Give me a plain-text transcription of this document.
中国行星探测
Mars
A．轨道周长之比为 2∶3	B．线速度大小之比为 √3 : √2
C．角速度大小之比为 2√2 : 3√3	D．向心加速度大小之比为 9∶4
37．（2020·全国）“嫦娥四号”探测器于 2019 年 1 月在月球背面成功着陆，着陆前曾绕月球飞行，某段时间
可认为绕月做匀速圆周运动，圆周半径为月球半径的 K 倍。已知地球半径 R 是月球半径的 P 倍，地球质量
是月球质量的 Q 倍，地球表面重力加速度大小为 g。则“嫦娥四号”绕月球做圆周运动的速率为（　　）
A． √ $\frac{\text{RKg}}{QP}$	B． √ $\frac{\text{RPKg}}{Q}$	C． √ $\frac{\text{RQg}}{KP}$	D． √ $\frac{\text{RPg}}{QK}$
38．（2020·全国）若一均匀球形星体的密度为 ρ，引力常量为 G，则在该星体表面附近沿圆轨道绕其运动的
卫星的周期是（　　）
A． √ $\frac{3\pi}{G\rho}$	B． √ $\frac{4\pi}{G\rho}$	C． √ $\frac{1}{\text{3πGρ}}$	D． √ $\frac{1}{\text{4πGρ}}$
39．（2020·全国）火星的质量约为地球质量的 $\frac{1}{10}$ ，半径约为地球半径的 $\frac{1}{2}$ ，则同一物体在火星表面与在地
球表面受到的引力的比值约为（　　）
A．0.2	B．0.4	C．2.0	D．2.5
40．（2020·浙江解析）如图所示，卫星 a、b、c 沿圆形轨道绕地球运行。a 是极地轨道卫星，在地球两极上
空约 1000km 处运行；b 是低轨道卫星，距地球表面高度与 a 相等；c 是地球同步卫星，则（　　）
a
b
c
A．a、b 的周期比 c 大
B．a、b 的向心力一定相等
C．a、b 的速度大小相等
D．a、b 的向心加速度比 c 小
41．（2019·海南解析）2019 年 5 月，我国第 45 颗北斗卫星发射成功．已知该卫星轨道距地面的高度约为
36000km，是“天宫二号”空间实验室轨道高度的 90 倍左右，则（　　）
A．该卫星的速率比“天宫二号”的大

= = = =

Write out every entry above, word for word.

▶ _Exercise solution_:
Give me a plain-text transcription of this document.
中国行星探测
Mars
A．轨道周长之比为 2∶3	B．线速度大小之比为 √3 : √2
C．角速度大小之比为 2√2 : 3√3	D．向心加速度大小之比为 9∶4
37．（2020·全国）“嫦娥四号”探测器于 2019 年 1 月在月球背面成功着陆，着陆前曾绕月球飞行，某段时间
可认为绕月做匀速圆周运动，圆周半径为月球半径的 K 倍。已知地球半径 R 是月球半径的 P 倍，地球质量
是月球质量的 Q 倍，地球表面重力加速度大小为 g。则“嫦娥四号”绕月球做圆周运动的速率为（　　）
A． √ $\frac{\text{RKg}}{QP}$	B． √ $\frac{\text{RPKg}}{Q}$	C． √ $\frac{\text{RQg}}{KP}$	D． √ $\frac{\text{RPg}}{QK}$
38．（2020·全国）若一均匀球形星体的密度为 ρ，引力常量为 G，则在该星体表面附近沿圆轨道绕其运动的
卫星的周期是（　　）
A． √ $\frac{3\pi}{G\rho}$	B． √ $\frac{4\pi}{G\rho}$	C． √ $\frac{1}{\text{3πGρ}}$	D． √ $\frac{1}{\text{4πGρ}}$
39．（2020·全国）火星的质量约为地球质量的 $\frac{1}{10}$ ，半径约为地球半径的 $\frac{1}{2}$ ，则同一物体在火星表面与在地
球表面受到的引力的比值约为（　　）
A．0.2	B．0.4	C．2.0	D．2.5
40．（2020·浙江解析）如图所示，卫星 a、b、c 沿圆形轨道绕地球运行。a 是极地轨道卫星，在地球两极上
空约 1000km 处运行；b 是低轨道卫星，距地球表面高度与 a 相等；c 是地球同步卫星，则（　　）
a
b
c
A．a、b 的周期比 c 大
B．a、b 的向心力一定相等
C．a、b 的速度大小相等
D．a、b 的向心加速度比 c 小
41．（2019·海南解析）2019 年 5 月，我国第 45 颗北斗卫星发射成功．已知该卫星轨道距地面的高度约为
36000km，是“天宫二号”空间实验室轨道高度的 90 倍左右，则（　　）
A．该卫星的速率比“天宫二号”的大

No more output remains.